The exercise: In the data below, find every line with the string "this" and pull it out.

** start of Exercise materials **

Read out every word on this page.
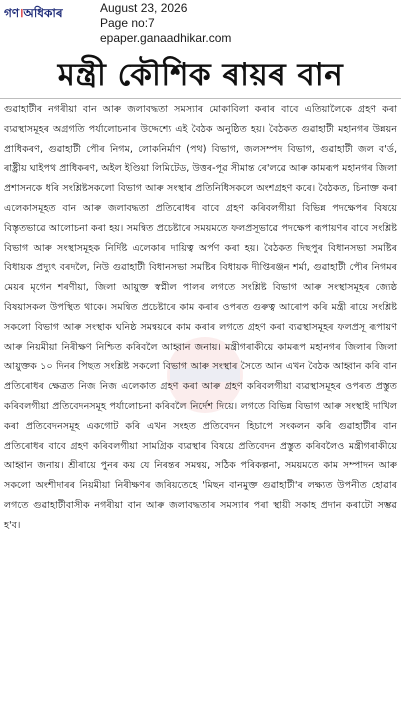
গণ।অধিকাৰ	August 23, 2026
Page no:7
epaper.ganaadhikar.com
মন্ত্ৰী কৌশিক ৰায়ৰ বান

গুৱাহাটীৰ নগৰীয়া বান আৰু জলাবদ্ধতা সমস্যাৰ মোকাবিলা কৰাৰ বাবে এতিয়ালৈকে গ্ৰহণ কৰা ব্যৱস্থাসমূহৰ অগ্ৰগতি পৰ্যালোচনাৰ উদ্দেশ্যে এই বৈঠক অনুষ্ঠিত হয়। বৈঠকত গুৱাহাটী মহানগৰ উন্নয়ন প্ৰাধিকৰণ, গুৱাহাটী পৌৰ নিগম, লোকনিৰ্মাণ (পথ) বিভাগ, জলসম্পদ বিভাগ, গুৱাহাটী জল ব'ৰ্ড, ৰাষ্ট্ৰীয় ঘাইপথ প্ৰাধিকৰণ, অইল ইণ্ডিয়া লিমিটেড, উত্তৰ-পূৱ সীমান্ত ৰে'লৱে আৰু কামৰূপ মহানগৰ জিলা প্ৰশাসনকে ধৰি সংশ্লিষ্টসকলো বিভাগ আৰু সংস্থাৰ প্ৰতিনিধিসকলে অংশগ্ৰহণ কৰে। বৈঠকত, চিনাক্ত কৰা এলেকাসমূহত বান আৰু জলাবদ্ধতা প্ৰতিৰোধৰ বাবে গ্ৰহণ কৰিবলগীয়া বিভিন্ন পদক্ষেপৰ বিষয়ে বিস্তৃতভাৱে আলোচনা কৰা হয়। সমন্বিত প্ৰচেষ্টাৰে সময়মতে ফলপ্ৰসূভাৱে পদক্ষেপ ৰূপায়ণৰ বাবে সংশ্লিষ্ট বিভাগ আৰু সংস্থাসমূহক নিৰ্দিষ্ট এলেকাৰ দায়িত্ব অৰ্পণ কৰা হয়। বৈঠকত দিছপুৰ বিধানসভা সমষ্টিৰ বিধায়ক প্ৰদ্যুৎ বৰদলৈ, নিউ গুৱাহাটী বিধানসভা সমষ্টিৰ বিধায়ক দীপ্তিৰঞ্জন শৰ্মা, গুৱাহাটী পৌৰ নিগমৰ মেয়ৰ মৃগেন শৰণীয়া, জিলা আয়ুক্ত স্বপ্নীল পালৰ লগতে সংশ্লিষ্ট বিভাগ আৰু সংস্থাসমূহৰ জ্যেষ্ঠ বিষয়াসকল উপস্থিত থাকে। সমন্বিত প্ৰচেষ্টাৰে কাম কৰাৰ ওপৰত গুৰুত্ব আৰোপ কৰি মন্ত্ৰী ৰায়ে সংশ্লিষ্ট সকলো বিভাগ আৰু সংস্থাক ঘনিষ্ঠ সমন্বয়ৰে কাম কৰাৰ লগতে গ্ৰহণ কৰা ব্যৱস্থাসমূহৰ ফলপ্ৰসূ ৰূপায়ণ আৰু নিয়মীয়া নিৰীক্ষণ নিশ্চিত কৰিবলৈ আহ্বান জনায়। মন্ত্ৰীগৰাকীয়ে কামৰূপ মহানগৰ জিলাৰ জিলা আয়ুক্তক ১০ দিনৰ পিছত সংশ্লিষ্ট সকলো বিভাগ আৰু সংস্থাৰ সৈতে আন এখন বৈঠক আহ্বান কৰি বান প্ৰতিৰোধৰ ক্ষেত্ৰত নিজ নিজ এলেকাত গ্ৰহণ কৰা আৰু গ্ৰহণ কৰিবলগীয়া ব্যৱস্থাসমূহৰ ওপৰত প্ৰস্তুত কৰিবলগীয়া প্ৰতিবেদনসমূহ পৰ্যালোচনা কৰিবলৈ নিৰ্দেশ দিয়ে। লগতে বিভিন্ন বিভাগ আৰু সংস্থাই দাখিল কৰা প্ৰতিবেদনসমূহ একগোট কৰি এখন সংহত প্ৰতিবেদন হিচাপে সংকলন কৰি গুৱাহাটীৰ বান প্ৰতিৰোধৰ বাবে গ্ৰহণ কৰিবলগীয়া সামগ্ৰিক ব্যৱস্থাৰ বিষয়ে প্ৰতিবেদন প্ৰস্তুত কৰিবলৈও মন্ত্ৰীগৰাকীয়ে আহ্বান জনায়। শ্ৰীৰায়ে পুনৰ কয় যে নিৰন্তৰ সমন্বয়, সঠিক পৰিকল্পনা, সময়মতে কাম সম্পাদন আৰু সকলো অংশীদাৰৰ নিয়মীয়া নিৰীক্ষণৰ জৰিয়তেহে 'মিছন বানমুক্ত গুৱাহাটী'ৰ লক্ষ্যত উপনীত হোৱাৰ লগতে গুৱাহাটীবাসীক নগৰীয়া বান আৰু জলাবদ্ধতাৰ সমস্যাৰ পৰা স্থায়ী সকাহ প্ৰদান কৰাটো সম্ভৱ হ'ব।
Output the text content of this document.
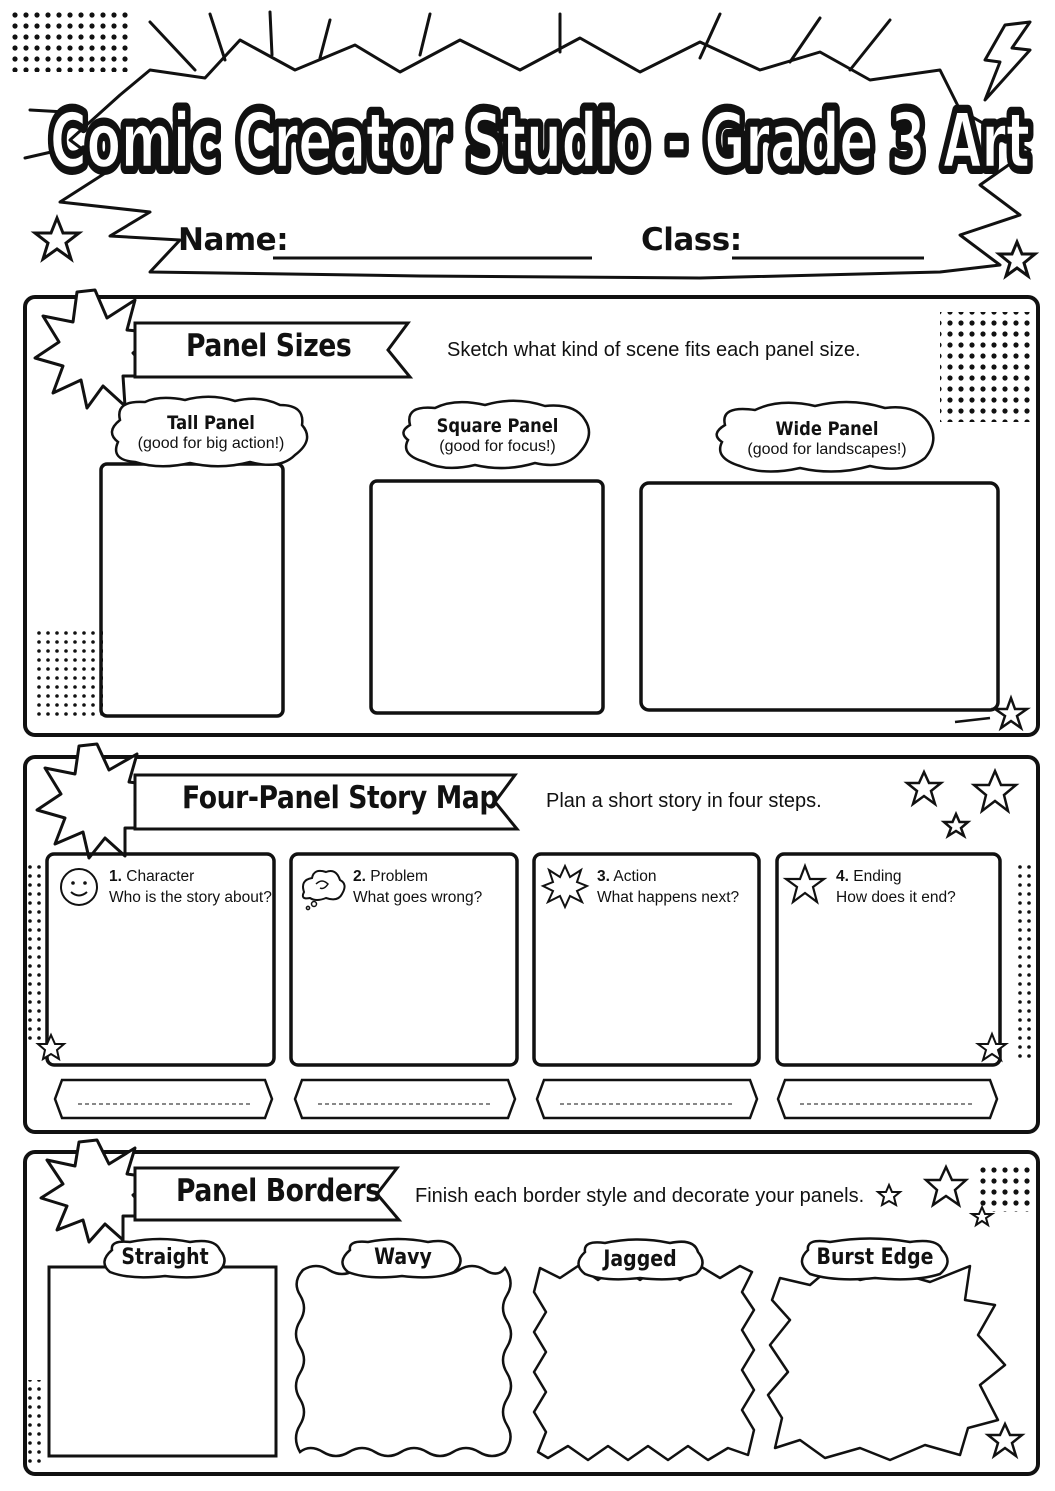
Comic Creator Studio - Grade 3 Art
Comic Creator Studio - Grade 3 Art
Name:	Class:
Panel Sizes	Sketch what kind of scene fits each panel size.
Tall Panel
(good for big action!)
Square Panel
(good for focus!)
Wide Panel
(good for landscapes!)
Four-Panel Story Map Plan a short story in four steps.
1. Character
Who is the story about?
2. Problem
What goes wrong?
3. Action
What happens next?
4. Ending
How does it end?
Panel Borders Finish each border style and decorate your panels.
Straight	Wavy	Jagged	Burst Edge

** end of Exercise materials **

Complete answer:
Read out every word on this page.
Output the text content of this document.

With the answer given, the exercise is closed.